Your goal: Below are the records; pull every line that includes "option".

Dataset records:
• • • •
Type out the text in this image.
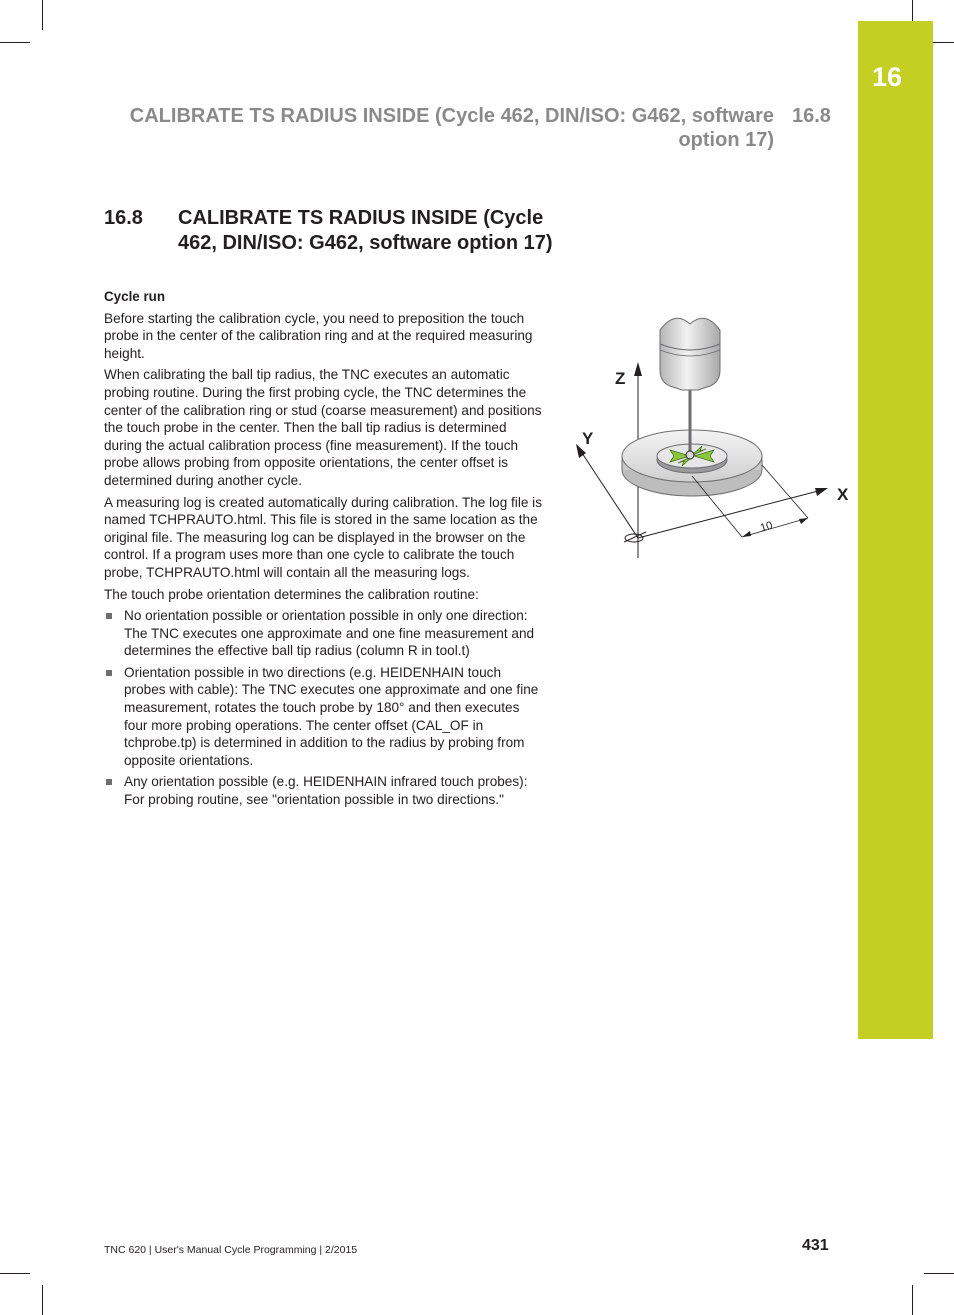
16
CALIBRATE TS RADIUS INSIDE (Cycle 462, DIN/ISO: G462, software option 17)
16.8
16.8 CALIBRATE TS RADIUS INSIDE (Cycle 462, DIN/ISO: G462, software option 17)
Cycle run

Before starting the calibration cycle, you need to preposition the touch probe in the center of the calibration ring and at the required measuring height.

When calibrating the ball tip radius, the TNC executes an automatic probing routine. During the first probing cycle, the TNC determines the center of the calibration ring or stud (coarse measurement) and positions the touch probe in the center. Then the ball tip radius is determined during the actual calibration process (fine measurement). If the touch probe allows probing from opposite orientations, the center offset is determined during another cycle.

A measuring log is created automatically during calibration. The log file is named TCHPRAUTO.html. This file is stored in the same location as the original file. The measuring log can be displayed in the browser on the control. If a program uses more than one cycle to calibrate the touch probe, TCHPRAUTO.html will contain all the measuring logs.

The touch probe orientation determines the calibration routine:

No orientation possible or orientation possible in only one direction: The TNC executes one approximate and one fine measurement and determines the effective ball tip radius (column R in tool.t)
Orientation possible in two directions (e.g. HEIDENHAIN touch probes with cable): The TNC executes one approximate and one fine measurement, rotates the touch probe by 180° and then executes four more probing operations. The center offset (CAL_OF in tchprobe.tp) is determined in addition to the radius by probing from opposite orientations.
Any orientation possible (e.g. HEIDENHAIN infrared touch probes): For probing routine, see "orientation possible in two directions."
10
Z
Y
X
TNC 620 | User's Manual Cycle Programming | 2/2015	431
• • • •
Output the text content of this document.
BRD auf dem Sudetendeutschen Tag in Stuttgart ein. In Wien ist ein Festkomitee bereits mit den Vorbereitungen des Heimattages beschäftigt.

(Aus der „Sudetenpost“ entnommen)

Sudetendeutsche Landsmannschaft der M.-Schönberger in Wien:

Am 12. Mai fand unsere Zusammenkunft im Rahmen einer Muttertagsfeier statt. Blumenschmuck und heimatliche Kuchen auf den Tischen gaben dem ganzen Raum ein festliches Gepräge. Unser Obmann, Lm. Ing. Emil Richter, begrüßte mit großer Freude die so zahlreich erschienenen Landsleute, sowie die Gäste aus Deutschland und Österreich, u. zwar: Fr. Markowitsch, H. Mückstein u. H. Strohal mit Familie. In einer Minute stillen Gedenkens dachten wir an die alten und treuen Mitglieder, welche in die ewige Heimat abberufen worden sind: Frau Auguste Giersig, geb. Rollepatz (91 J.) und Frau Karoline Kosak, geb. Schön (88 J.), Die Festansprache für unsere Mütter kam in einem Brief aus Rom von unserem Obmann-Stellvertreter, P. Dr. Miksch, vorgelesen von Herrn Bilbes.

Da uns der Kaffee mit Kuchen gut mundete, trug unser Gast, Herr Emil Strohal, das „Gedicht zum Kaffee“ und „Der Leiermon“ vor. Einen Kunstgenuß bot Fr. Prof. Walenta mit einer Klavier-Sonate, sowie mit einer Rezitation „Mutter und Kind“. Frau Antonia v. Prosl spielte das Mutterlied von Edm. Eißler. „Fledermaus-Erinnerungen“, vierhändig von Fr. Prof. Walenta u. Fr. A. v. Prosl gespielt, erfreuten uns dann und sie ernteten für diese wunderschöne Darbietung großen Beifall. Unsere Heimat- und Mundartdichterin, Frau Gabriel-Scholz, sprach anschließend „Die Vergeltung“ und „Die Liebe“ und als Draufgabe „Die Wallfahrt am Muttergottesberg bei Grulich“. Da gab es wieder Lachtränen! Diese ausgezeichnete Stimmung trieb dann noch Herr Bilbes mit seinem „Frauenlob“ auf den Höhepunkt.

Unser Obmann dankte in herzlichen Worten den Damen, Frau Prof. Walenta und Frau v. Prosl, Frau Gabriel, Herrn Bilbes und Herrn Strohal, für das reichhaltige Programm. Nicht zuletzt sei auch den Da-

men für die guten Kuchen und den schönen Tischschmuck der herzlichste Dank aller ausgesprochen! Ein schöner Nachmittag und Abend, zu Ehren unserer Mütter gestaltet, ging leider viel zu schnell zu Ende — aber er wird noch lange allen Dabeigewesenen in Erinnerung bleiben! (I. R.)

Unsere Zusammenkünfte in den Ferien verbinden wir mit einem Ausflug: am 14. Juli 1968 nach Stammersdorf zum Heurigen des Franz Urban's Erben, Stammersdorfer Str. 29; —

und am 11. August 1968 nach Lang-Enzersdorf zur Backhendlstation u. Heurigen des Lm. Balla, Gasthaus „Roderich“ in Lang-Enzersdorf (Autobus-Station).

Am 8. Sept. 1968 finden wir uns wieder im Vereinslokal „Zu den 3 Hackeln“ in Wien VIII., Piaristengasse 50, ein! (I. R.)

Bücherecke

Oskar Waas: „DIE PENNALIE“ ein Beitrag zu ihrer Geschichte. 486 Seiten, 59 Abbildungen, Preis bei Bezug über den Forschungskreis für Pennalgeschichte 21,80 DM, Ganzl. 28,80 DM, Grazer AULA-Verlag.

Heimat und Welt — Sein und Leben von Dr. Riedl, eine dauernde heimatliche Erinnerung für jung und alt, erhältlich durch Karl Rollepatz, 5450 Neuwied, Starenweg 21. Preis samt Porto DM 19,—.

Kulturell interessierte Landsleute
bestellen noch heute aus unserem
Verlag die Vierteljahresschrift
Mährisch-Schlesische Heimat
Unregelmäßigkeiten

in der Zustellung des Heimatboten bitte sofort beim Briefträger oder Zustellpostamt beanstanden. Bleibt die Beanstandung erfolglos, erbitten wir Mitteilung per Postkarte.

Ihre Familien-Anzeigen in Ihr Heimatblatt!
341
• • • •
Problem solution:
CALIBRATE TS RADIUS INSIDE (Cycle 462, DIN/ISO: G462, software option 17)
16.8 CALIBRATE TS RADIUS INSIDE (Cycle 462, DIN/ISO: G462, software option 17)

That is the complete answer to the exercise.